BEGIN DATA TO USE
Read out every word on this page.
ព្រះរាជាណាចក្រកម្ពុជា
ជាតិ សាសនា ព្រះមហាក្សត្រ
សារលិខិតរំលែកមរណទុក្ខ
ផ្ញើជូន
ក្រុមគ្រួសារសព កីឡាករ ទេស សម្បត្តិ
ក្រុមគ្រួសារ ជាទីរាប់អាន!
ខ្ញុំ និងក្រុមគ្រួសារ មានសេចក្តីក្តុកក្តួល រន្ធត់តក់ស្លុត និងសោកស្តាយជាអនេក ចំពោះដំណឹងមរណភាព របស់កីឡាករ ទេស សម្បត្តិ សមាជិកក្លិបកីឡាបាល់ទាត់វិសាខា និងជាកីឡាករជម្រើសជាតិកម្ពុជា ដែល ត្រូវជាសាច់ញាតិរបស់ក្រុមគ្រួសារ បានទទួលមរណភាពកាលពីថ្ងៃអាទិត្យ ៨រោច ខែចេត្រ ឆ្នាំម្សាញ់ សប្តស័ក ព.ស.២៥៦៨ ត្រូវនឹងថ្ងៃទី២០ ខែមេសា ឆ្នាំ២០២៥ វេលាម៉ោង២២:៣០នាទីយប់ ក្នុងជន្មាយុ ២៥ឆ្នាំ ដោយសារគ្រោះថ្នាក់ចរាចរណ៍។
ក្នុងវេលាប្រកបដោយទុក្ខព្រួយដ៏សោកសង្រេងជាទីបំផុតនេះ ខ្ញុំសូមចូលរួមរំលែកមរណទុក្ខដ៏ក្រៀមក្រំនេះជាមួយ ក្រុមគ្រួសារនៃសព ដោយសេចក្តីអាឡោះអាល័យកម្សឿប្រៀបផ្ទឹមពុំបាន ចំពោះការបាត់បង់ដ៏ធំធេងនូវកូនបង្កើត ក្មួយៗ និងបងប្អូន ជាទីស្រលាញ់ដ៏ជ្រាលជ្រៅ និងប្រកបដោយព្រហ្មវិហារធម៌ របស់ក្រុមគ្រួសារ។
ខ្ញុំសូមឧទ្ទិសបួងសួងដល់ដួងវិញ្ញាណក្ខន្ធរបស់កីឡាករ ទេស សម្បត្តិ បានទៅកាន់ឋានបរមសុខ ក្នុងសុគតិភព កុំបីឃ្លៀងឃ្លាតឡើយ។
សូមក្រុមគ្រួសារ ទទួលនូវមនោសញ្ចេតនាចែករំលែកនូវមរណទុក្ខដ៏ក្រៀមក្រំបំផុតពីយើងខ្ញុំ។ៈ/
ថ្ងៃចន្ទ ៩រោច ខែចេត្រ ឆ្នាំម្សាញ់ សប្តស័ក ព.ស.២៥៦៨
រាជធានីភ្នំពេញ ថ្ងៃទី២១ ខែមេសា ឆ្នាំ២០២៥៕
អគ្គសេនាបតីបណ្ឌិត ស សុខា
END DATA TO USE
• WHAT YOU SHOULD DO:
Send back every record, precisely as written.

• SOLUTION FOR THIS TASK:
Read out every word on this page.
ព្រះរាជាណាចក្រកម្ពុជា
ជាតិ សាសនា ព្រះមហាក្សត្រ
សារលិខិតរំលែកមរណទុក្ខ
ផ្ញើជូន
ក្រុមគ្រួសារសព កីឡាករ ទេស សម្បត្តិ
ក្រុមគ្រួសារ ជាទីរាប់អាន!
ខ្ញុំ និងក្រុមគ្រួសារ មានសេចក្តីក្តុកក្តួល រន្ធត់តក់ស្លុត និងសោកស្តាយជាអនេក ចំពោះដំណឹងមរណភាព របស់កីឡាករ ទេស សម្បត្តិ សមាជិកក្លិបកីឡាបាល់ទាត់វិសាខា និងជាកីឡាករជម្រើសជាតិកម្ពុជា ដែល ត្រូវជាសាច់ញាតិរបស់ក្រុមគ្រួសារ បានទទួលមរណភាពកាលពីថ្ងៃអាទិត្យ ៨រោច ខែចេត្រ ឆ្នាំម្សាញ់ សប្តស័ក ព.ស.២៥៦៨ ត្រូវនឹងថ្ងៃទី២០ ខែមេសា ឆ្នាំ២០២៥ វេលាម៉ោង២២:៣០នាទីយប់ ក្នុងជន្មាយុ ២៥ឆ្នាំ ដោយសារគ្រោះថ្នាក់ចរាចរណ៍។
ក្នុងវេលាប្រកបដោយទុក្ខព្រួយដ៏សោកសង្រេងជាទីបំផុតនេះ ខ្ញុំសូមចូលរួមរំលែកមរណទុក្ខដ៏ក្រៀមក្រំនេះជាមួយ ក្រុមគ្រួសារនៃសព ដោយសេចក្តីអាឡោះអាល័យកម្សឿប្រៀបផ្ទឹមពុំបាន ចំពោះការបាត់បង់ដ៏ធំធេងនូវកូនបង្កើត ក្មួយៗ និងបងប្អូន ជាទីស្រលាញ់ដ៏ជ្រាលជ្រៅ និងប្រកបដោយព្រហ្មវិហារធម៌ របស់ក្រុមគ្រួសារ។
ខ្ញុំសូមឧទ្ទិសបួងសួងដល់ដួងវិញ្ញាណក្ខន្ធរបស់កីឡាករ ទេស សម្បត្តិ បានទៅកាន់ឋានបរមសុខ ក្នុងសុគតិភព កុំបីឃ្លៀងឃ្លាតឡើយ។
សូមក្រុមគ្រួសារ ទទួលនូវមនោសញ្ចេតនាចែករំលែកនូវមរណទុក្ខដ៏ក្រៀមក្រំបំផុតពីយើងខ្ញុំ។ៈ/
ថ្ងៃចន្ទ ៩រោច ខែចេត្រ ឆ្នាំម្សាញ់ សប្តស័ក ព.ស.២៥៦៨
រាជធានីភ្នំពេញ ថ្ងៃទី២១ ខែមេសា ឆ្នាំ២០២៥៕
អគ្គសេនាបតីបណ្ឌិត ស សុខា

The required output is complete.